• [MATERIAL FOR THIS TASK]
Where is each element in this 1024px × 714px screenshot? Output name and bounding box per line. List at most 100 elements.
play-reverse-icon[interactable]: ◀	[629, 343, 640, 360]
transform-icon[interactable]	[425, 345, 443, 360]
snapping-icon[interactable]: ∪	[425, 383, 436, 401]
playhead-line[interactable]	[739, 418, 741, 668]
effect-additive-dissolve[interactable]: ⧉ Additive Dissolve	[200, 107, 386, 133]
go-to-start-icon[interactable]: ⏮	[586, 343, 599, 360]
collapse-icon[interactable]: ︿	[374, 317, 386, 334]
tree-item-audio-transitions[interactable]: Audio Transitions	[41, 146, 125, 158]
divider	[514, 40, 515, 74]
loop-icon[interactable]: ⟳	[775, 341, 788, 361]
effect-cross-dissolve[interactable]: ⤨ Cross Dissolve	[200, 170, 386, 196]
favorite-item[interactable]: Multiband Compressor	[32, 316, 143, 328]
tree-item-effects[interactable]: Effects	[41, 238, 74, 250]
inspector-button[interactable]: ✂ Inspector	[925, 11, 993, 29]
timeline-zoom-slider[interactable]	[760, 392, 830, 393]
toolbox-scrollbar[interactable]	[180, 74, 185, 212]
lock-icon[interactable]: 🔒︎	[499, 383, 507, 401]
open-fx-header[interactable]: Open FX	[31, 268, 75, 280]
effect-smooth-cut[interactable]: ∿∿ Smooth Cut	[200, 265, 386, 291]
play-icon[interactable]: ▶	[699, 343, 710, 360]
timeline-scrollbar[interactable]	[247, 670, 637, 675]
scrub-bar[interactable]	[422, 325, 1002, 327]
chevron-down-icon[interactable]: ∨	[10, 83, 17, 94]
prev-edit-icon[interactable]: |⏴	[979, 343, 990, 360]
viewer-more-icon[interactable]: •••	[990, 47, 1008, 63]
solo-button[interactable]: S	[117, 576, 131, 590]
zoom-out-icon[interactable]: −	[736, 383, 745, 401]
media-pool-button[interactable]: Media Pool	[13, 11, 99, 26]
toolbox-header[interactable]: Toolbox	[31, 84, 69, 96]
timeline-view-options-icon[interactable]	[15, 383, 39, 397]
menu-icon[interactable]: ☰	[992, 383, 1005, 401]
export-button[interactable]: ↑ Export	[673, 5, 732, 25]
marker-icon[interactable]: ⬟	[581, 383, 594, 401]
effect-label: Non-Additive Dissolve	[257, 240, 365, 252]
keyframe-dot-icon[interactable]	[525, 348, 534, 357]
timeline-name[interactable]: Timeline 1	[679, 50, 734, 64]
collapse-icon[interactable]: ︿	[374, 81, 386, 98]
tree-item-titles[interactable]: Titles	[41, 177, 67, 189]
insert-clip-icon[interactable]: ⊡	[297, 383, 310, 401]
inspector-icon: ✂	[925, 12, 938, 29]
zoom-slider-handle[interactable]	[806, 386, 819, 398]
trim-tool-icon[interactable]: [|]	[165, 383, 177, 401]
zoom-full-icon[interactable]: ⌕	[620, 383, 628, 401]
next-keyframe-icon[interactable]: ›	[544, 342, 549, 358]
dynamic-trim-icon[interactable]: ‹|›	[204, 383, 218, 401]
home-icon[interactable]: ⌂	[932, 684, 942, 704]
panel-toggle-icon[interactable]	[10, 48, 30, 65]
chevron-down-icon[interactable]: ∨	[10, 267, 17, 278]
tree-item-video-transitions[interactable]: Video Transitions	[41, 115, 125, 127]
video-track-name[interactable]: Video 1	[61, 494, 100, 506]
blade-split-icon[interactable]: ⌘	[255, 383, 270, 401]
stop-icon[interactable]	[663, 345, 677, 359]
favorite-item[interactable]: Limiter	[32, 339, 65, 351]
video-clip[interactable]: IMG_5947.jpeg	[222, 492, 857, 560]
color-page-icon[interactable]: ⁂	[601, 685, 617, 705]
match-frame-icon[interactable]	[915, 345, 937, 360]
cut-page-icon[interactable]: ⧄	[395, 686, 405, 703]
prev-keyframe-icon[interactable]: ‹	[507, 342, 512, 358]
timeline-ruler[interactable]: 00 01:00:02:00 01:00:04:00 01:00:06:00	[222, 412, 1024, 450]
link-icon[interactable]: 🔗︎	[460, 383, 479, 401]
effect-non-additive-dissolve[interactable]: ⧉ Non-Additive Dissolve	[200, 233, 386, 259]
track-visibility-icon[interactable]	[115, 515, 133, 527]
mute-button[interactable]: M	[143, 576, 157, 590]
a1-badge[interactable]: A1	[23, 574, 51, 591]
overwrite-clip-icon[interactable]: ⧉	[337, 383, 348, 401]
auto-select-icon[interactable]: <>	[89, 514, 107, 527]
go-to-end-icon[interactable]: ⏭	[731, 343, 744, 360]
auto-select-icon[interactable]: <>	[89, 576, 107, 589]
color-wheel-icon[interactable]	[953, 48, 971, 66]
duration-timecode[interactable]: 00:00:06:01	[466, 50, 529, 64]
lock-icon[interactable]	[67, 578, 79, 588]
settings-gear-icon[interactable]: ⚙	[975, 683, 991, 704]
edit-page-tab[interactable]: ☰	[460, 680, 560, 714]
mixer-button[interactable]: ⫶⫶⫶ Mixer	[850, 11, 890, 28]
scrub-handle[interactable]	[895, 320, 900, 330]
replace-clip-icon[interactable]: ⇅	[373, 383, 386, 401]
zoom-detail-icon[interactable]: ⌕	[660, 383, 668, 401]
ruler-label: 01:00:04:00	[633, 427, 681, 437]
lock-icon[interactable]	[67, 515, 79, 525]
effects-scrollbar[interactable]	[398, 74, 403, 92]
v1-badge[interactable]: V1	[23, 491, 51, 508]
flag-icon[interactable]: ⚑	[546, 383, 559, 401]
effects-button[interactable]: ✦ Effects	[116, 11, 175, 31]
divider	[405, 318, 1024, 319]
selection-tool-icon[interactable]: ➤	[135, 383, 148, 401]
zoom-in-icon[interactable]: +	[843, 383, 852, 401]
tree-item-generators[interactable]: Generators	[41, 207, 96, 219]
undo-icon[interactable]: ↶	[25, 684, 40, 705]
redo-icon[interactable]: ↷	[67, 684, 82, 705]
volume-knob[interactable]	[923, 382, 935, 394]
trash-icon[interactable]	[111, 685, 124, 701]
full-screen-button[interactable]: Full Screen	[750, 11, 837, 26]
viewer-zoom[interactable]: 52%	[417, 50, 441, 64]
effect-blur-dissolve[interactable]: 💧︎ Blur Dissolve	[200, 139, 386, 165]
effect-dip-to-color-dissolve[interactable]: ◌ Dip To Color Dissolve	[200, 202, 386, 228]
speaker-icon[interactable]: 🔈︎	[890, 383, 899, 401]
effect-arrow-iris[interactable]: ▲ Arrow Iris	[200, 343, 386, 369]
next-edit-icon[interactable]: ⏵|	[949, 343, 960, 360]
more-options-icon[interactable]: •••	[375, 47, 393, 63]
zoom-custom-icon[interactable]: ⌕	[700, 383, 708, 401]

• [GIVEN PROBLEM] Render the rows from the very start through the line containing "418, 741, 668]", both ends included, as a Markdown table with columns No. and Line, numbering each line and leaving out blank lines.

• [THE COMPLETED TASK]
| No. | Line |
|---|---|
| 1 | Where is each element in this 1024px × 714px screenshot? Output name and bounding box per line. List at most 100 elements. |
| 2 | play-reverse-icon[interactable]: ◀	[629, 343, 640, 360] |
| 3 | transform-icon[interactable]	[425, 345, 443, 360] |
| 4 | snapping-icon[interactable]: ∪	[425, 383, 436, 401] |
| 5 | playhead-line[interactable]	[739, 418, 741, 668] |